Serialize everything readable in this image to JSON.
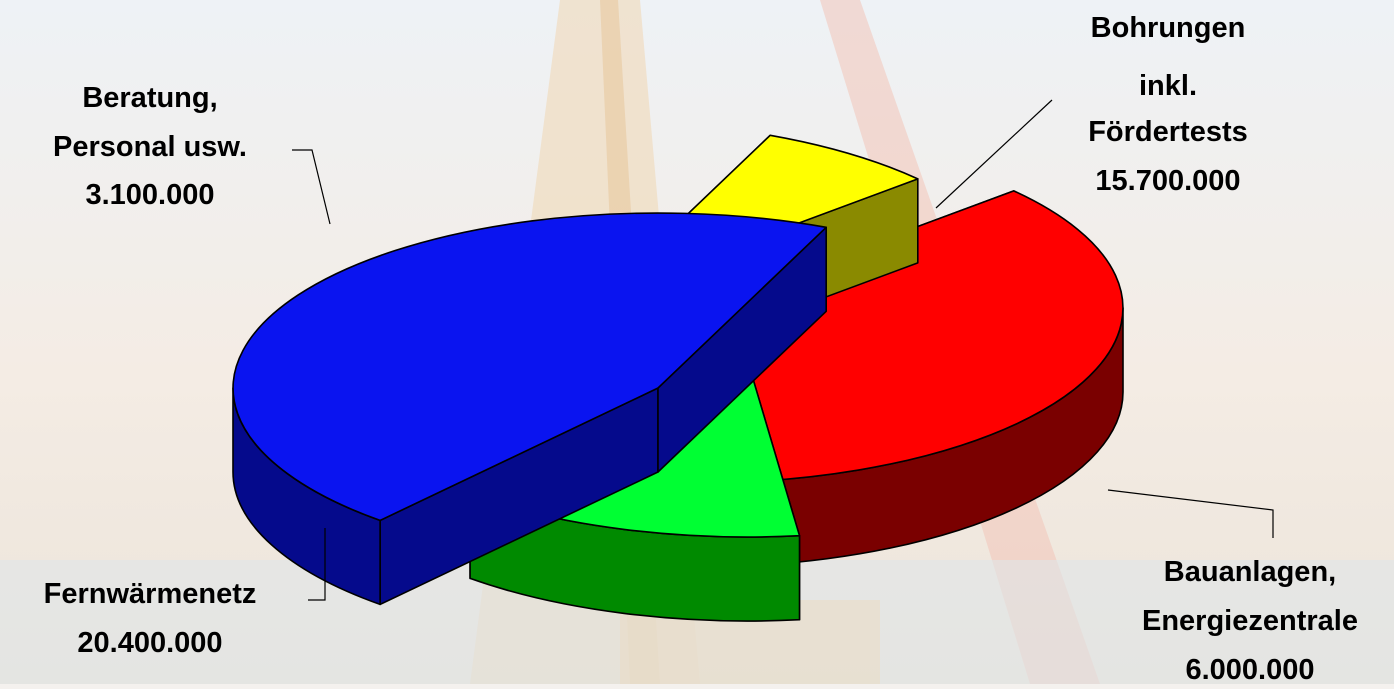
{
  "chart_data": {
    "type": "pie",
    "title": "",
    "style": "3d-exploded",
    "slices": [
      {
        "label_lines": [
          "Bohrungen",
          "inkl.",
          "Fördertests"
        ],
        "value_text": "15.700.000",
        "value": 15700000,
        "color": "#ff0000",
        "side_color": "#7a0000"
      },
      {
        "label_lines": [
          "Bauanlagen,",
          "Energiezentrale"
        ],
        "value_text": "6.000.000",
        "value": 6000000,
        "color": "#00ff33",
        "side_color": "#008a00"
      },
      {
        "label_lines": [
          "Fernwärmenetz"
        ],
        "value_text": "20.400.000",
        "value": 20400000,
        "color": "#0a14f0",
        "side_color": "#050a8c"
      },
      {
        "label_lines": [
          "Beratung,",
          "Personal usw."
        ],
        "value_text": "3.100.000",
        "value": 3100000,
        "color": "#ffff00",
        "side_color": "#8a8a00"
      }
    ],
    "legend": "none",
    "background": "photo of drilling rig (faded)"
  }
}
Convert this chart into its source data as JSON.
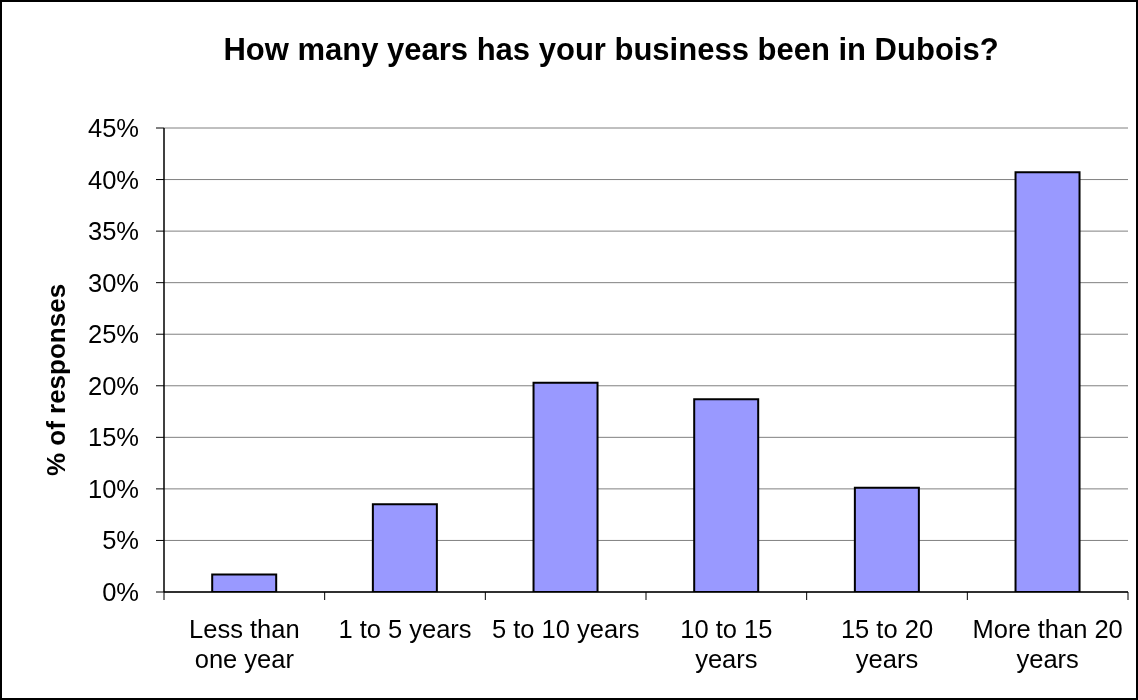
{
  "chart_data": {
    "type": "bar",
    "title": "How many years has your business been in Dubois?",
    "ylabel": "% of responses",
    "categories": [
      "Less than one year",
      "1 to 5 years",
      "5 to 10 years",
      "10 to 15 years",
      "15 to 20 years",
      "More than 20 years"
    ],
    "values": [
      1.7,
      8.5,
      20.3,
      18.7,
      10.1,
      40.7
    ],
    "color": "#9999ff",
    "ylim": [
      0,
      45
    ],
    "yticks": [
      {
        "value": 0,
        "label": "0%"
      },
      {
        "value": 5,
        "label": "5%"
      },
      {
        "value": 10,
        "label": "10%"
      },
      {
        "value": 15,
        "label": "15%"
      },
      {
        "value": 20,
        "label": "20%"
      },
      {
        "value": 25,
        "label": "25%"
      },
      {
        "value": 30,
        "label": "30%"
      },
      {
        "value": 35,
        "label": "35%"
      },
      {
        "value": 40,
        "label": "40%"
      },
      {
        "value": 45,
        "label": "45%"
      }
    ],
    "grid": "y"
  }
}
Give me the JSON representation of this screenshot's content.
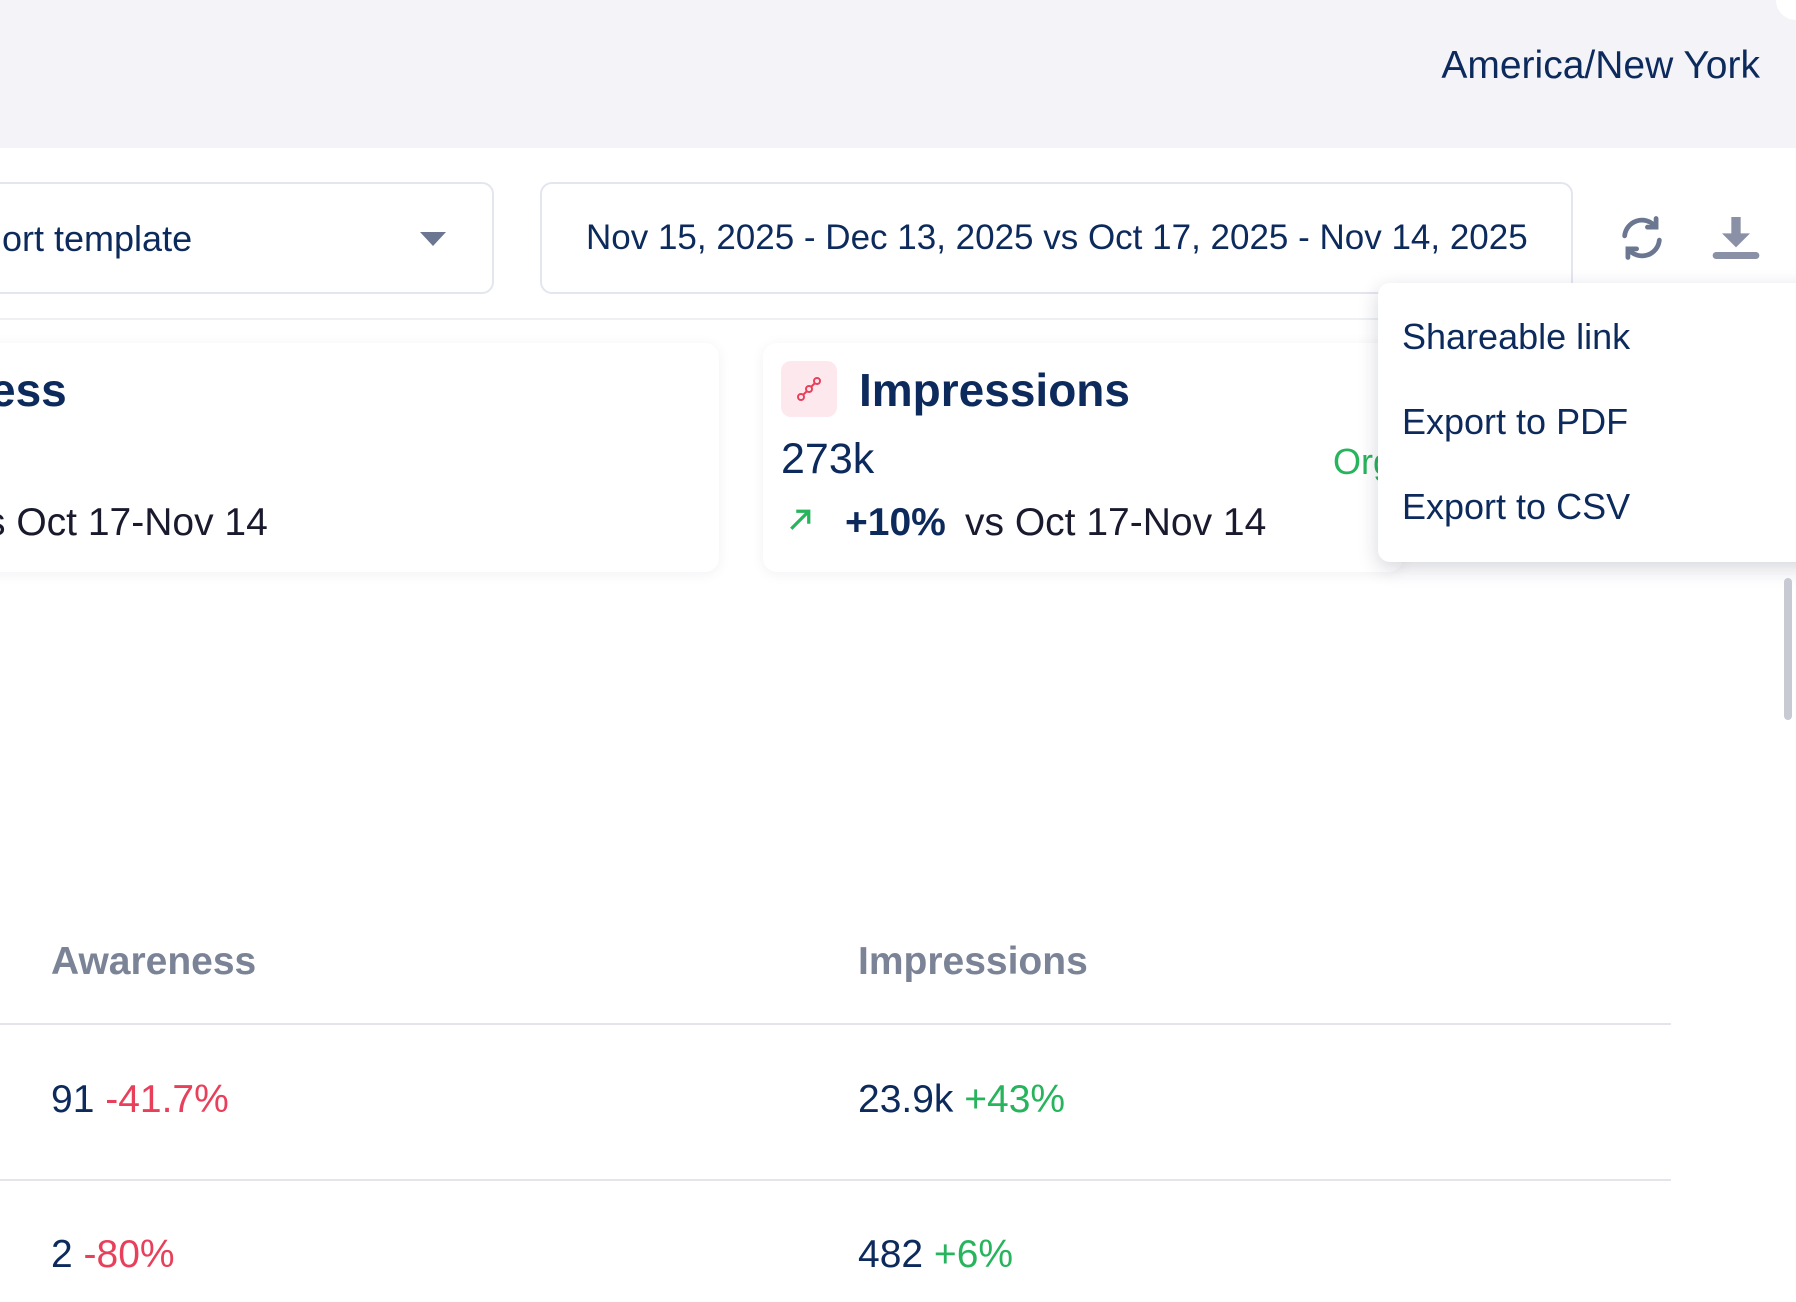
{
  "header": {
    "timezone": "America/New York"
  },
  "toolbar": {
    "template_label": "ort template",
    "date_range": "Nov 15, 2025 - Dec 13, 2025 vs Oct 17, 2025 - Nov 14, 2025",
    "refresh_icon": "refresh-icon",
    "download_icon": "download-icon"
  },
  "cards": [
    {
      "title": "ess",
      "comparison": "s Oct 17-Nov 14"
    },
    {
      "title": "Impressions",
      "value": "273k",
      "change": "+10%",
      "comparison": "vs Oct 17-Nov 14",
      "tag": "Org",
      "icon": "connected-nodes-icon"
    }
  ],
  "menu": {
    "items": [
      "Shareable link",
      "Export to PDF",
      "Export to CSV"
    ]
  },
  "table": {
    "headers": [
      "Awareness",
      "Impressions"
    ],
    "rows": [
      {
        "awareness": "91",
        "awareness_change": "-41.7%",
        "impressions": "23.9k",
        "impressions_change": "+43%"
      },
      {
        "awareness": "2",
        "awareness_change": "-80%",
        "impressions": "482",
        "impressions_change": "+6%"
      }
    ]
  },
  "colors": {
    "primary": "#0d2a5c",
    "negative": "#e8405a",
    "positive": "#27b45c",
    "accent": "#e8405a"
  }
}
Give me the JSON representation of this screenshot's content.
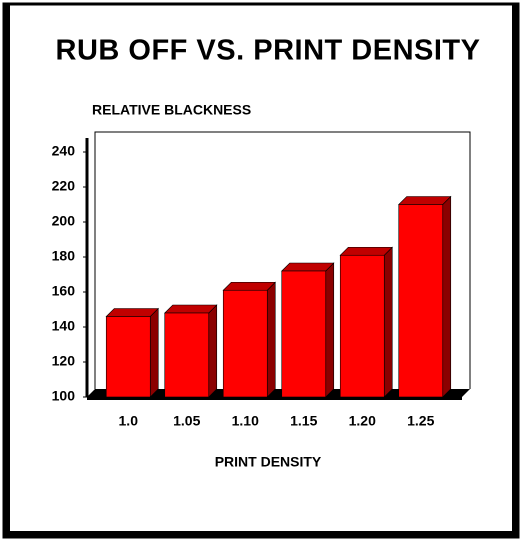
{
  "chart_data": {
    "type": "bar3d",
    "title": "RUB OFF VS. PRINT DENSITY",
    "y_label": "RELATIVE BLACKNESS",
    "x_label": "PRINT DENSITY",
    "categories": [
      "1.0",
      "1.05",
      "1.10",
      "1.15",
      "1.20",
      "1.25"
    ],
    "values": [
      146,
      148,
      161,
      172,
      181,
      210
    ],
    "color": "#ff0000",
    "ylim": [
      100,
      240
    ],
    "yticks": [
      100,
      120,
      140,
      160,
      180,
      200,
      220,
      240
    ]
  }
}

—————

§ **To be done**: Retype each record exactly as it stands, but do not include the pictures.

§ **The result**:
Serialize everything readable in this image to JSON.
{
  "chart_data": {
    "type": "pie",
    "title": "",
    "style": "3d-exploded",
    "slices": [
      {
        "label_lines": [
          "Bohrungen",
          "inkl.",
          "Fördertests"
        ],
        "value_text": "15.700.000",
        "value": 15700000,
        "color": "#ff0000",
        "side_color": "#7a0000"
      },
      {
        "label_lines": [
          "Bauanlagen,",
          "Energiezentrale"
        ],
        "value_text": "6.000.000",
        "value": 6000000,
        "color": "#00ff33",
        "side_color": "#008a00"
      },
      {
        "label_lines": [
          "Fernwärmenetz"
        ],
        "value_text": "20.400.000",
        "value": 20400000,
        "color": "#0a14f0",
        "side_color": "#050a8c"
      },
      {
        "label_lines": [
          "Beratung,",
          "Personal usw."
        ],
        "value_text": "3.100.000",
        "value": 3100000,
        "color": "#ffff00",
        "side_color": "#8a8a00"
      }
    ],
    "legend": "none",
    "background": "photo of drilling rig (faded)"
  }
}
Convert this chart into its source data as JSON.
{
  "chart_data": {
    "type": "bar",
    "title": "How many years has your business been in Dubois?",
    "ylabel": "% of responses",
    "categories": [
      "Less than one year",
      "1 to 5 years",
      "5 to 10 years",
      "10 to 15 years",
      "15 to 20 years",
      "More than 20 years"
    ],
    "values": [
      1.7,
      8.5,
      20.3,
      18.7,
      10.1,
      40.7
    ],
    "color": "#9999ff",
    "ylim": [
      0,
      45
    ],
    "yticks": [
      {
        "value": 0,
        "label": "0%"
      },
      {
        "value": 5,
        "label": "5%"
      },
      {
        "value": 10,
        "label": "10%"
      },
      {
        "value": 15,
        "label": "15%"
      },
      {
        "value": 20,
        "label": "20%"
      },
      {
        "value": 25,
        "label": "25%"
      },
      {
        "value": 30,
        "label": "30%"
      },
      {
        "value": 35,
        "label": "35%"
      },
      {
        "value": 40,
        "label": "40%"
      },
      {
        "value": 45,
        "label": "45%"
      }
    ],
    "grid": "y"
  }
}
Give me the JSON representation of this screenshot's content.
{
  "header": {
    "timezone": "America/New York"
  },
  "toolbar": {
    "template_label": "ort template",
    "date_range": "Nov 15, 2025 - Dec 13, 2025 vs Oct 17, 2025 - Nov 14, 2025",
    "refresh_icon": "refresh-icon",
    "download_icon": "download-icon"
  },
  "cards": [
    {
      "title": "ess",
      "comparison": "s Oct 17-Nov 14"
    },
    {
      "title": "Impressions",
      "value": "273k",
      "change": "+10%",
      "comparison": "vs Oct 17-Nov 14",
      "tag": "Org",
      "icon": "connected-nodes-icon"
    }
  ],
  "menu": {
    "items": [
      "Shareable link",
      "Export to PDF",
      "Export to CSV"
    ]
  },
  "table": {
    "headers": [
      "Awareness",
      "Impressions"
    ],
    "rows": [
      {
        "awareness": "91",
        "awareness_change": "-41.7%",
        "impressions": "23.9k",
        "impressions_change": "+43%"
      },
      {
        "awareness": "2",
        "awareness_change": "-80%",
        "impressions": "482",
        "impressions_change": "+6%"
      }
    ]
  },
  "colors": {
    "primary": "#0d2a5c",
    "negative": "#e8405a",
    "positive": "#27b45c",
    "accent": "#e8405a"
  }
}
Give me the JSON representation of this screenshot's content.
{
  "chart_data": {
    "type": "bar3d",
    "title": "RUB OFF VS. PRINT DENSITY",
    "y_label": "RELATIVE BLACKNESS",
    "x_label": "PRINT DENSITY",
    "categories": [
      "1.0",
      "1.05",
      "1.10",
      "1.15",
      "1.20",
      "1.25"
    ],
    "values": [
      146,
      148,
      161,
      172,
      181,
      210
    ],
    "color": "#ff0000",
    "ylim": [
      100,
      240
    ],
    "yticks": [
      100,
      120,
      140,
      160,
      180,
      200,
      220,
      240
    ]
  }
}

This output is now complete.